◆ **Goal**
Find the lines holding the string "Employees" in the data, then copy all of them.

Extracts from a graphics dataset

——

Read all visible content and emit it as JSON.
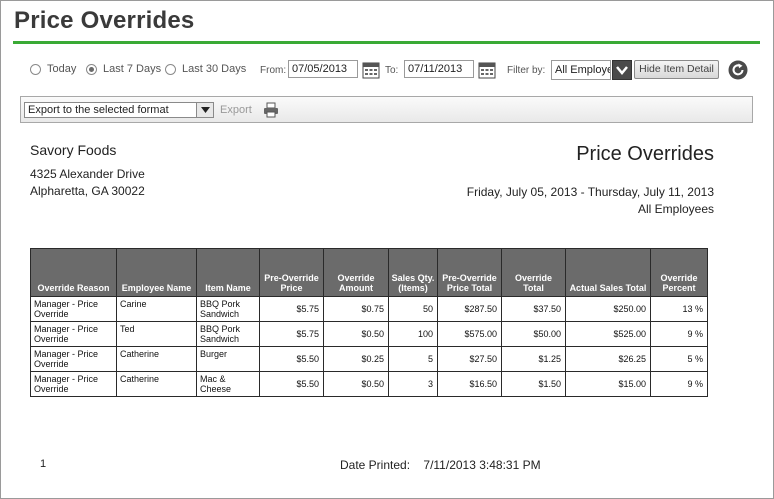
{
  "page": {
    "title": "Price Overrides"
  },
  "filters": {
    "ranges": [
      {
        "label": "Today",
        "checked": false
      },
      {
        "label": "Last 7 Days",
        "checked": true
      },
      {
        "label": "Last 30 Days",
        "checked": false
      }
    ],
    "from_label": "From:",
    "from_value": "07/05/2013",
    "to_label": "To:",
    "to_value": "07/11/2013",
    "filter_by_label": "Filter by:",
    "employee_value": "All Employees",
    "hide_detail_label": "Hide Item Detail"
  },
  "toolbar": {
    "format_select": "Export to the selected format",
    "export_label": "Export"
  },
  "report": {
    "company": "Savory Foods",
    "address1": "4325 Alexander Drive",
    "address2": "Alpharetta, GA 30022",
    "title": "Price Overrides",
    "date_range": "Friday, July 05, 2013 - Thursday, July 11, 2013",
    "employees": "All Employees",
    "columns": [
      "Override Reason",
      "Employee Name",
      "Item Name",
      "Pre-Override Price",
      "Override Amount",
      "Sales Qty. (Items)",
      "Pre-Override Price Total",
      "Override Total",
      "Actual Sales Total",
      "Override Percent"
    ],
    "rows": [
      [
        "Manager - Price Override",
        "Carine",
        "BBQ Pork Sandwich",
        "$5.75",
        "$0.75",
        "50",
        "$287.50",
        "$37.50",
        "$250.00",
        "13 %"
      ],
      [
        "Manager - Price Override",
        "Ted",
        "BBQ Pork Sandwich",
        "$5.75",
        "$0.50",
        "100",
        "$575.00",
        "$50.00",
        "$525.00",
        "9 %"
      ],
      [
        "Manager - Price Override",
        "Catherine",
        "Burger",
        "$5.50",
        "$0.25",
        "5",
        "$27.50",
        "$1.25",
        "$26.25",
        "5 %"
      ],
      [
        "Manager - Price Override",
        "Catherine",
        "Mac & Cheese",
        "$5.50",
        "$0.50",
        "3",
        "$16.50",
        "$1.50",
        "$15.00",
        "9 %"
      ]
    ]
  },
  "footer": {
    "page_number": "1",
    "date_printed_label": "Date Printed:",
    "date_printed_value": "7/11/2013 3:48:31 PM"
  }
}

——

◆ **Expected answer**
    "employee_value": "All Employees",
    "employees": "All Employees",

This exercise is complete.